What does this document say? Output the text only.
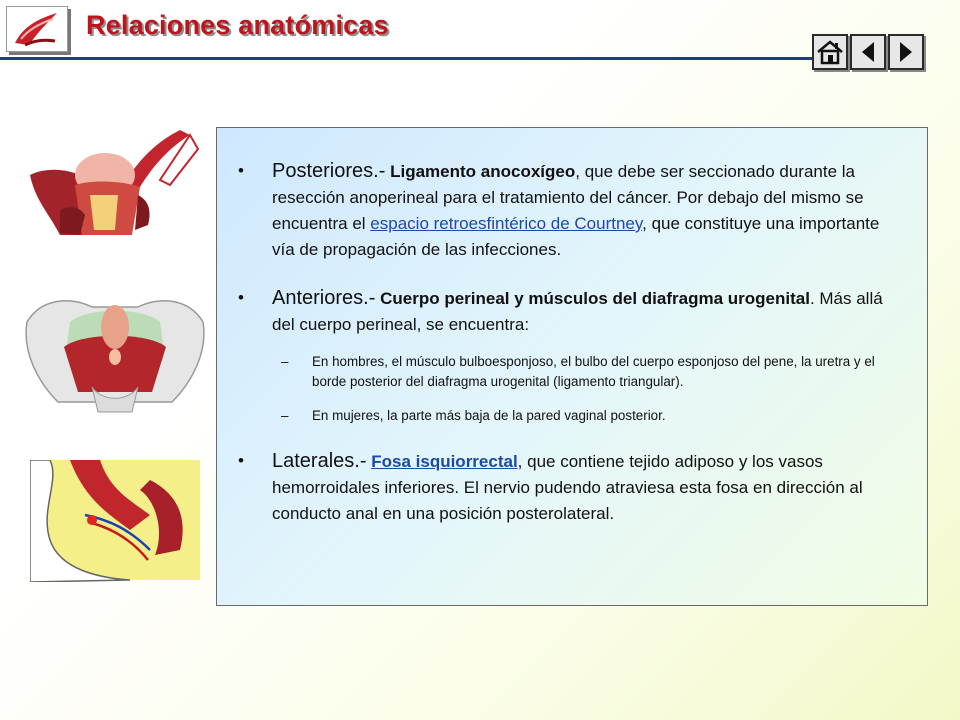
Relaciones anatómicas
• Posteriores.- Ligamento anocoxígeo, que debe ser seccionado durante la resección anoperineal para el tratamiento del cáncer. Por debajo del mismo se encuentra el espacio retroesfintérico de Courtney, que constituye una importante vía de propagación de las infecciones.
• Anteriores.- Cuerpo perineal y músculos del diafragma urogenital. Más allá del cuerpo perineal, se encuentra:
– En hombres, el músculo bulboesponjoso, el bulbo del cuerpo esponjoso del pene, la uretra y el borde posterior del diafragma urogenital (ligamento triangular).
– En mujeres, la parte más baja de la pared vaginal posterior.
• Laterales.- Fosa isquiorrectal, que contiene tejido adiposo y los vasos hemorroidales inferiores. El nervio pudendo atraviesa esta fosa en dirección al conducto anal en una posición posterolateral.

**TASK STATEMENT:**
In the entries above, identify every line with the string "cuerpo".

**REPLY TO THE TASK:**
• Anteriores.- Cuerpo perineal y músculos del diafragma urogenital. Más allá del cuerpo perineal, se encuentra:
– En hombres, el músculo bulboesponjoso, el bulbo del cuerpo esponjoso del pene, la uretra y el borde posterior del diafragma urogenital (ligamento triangular).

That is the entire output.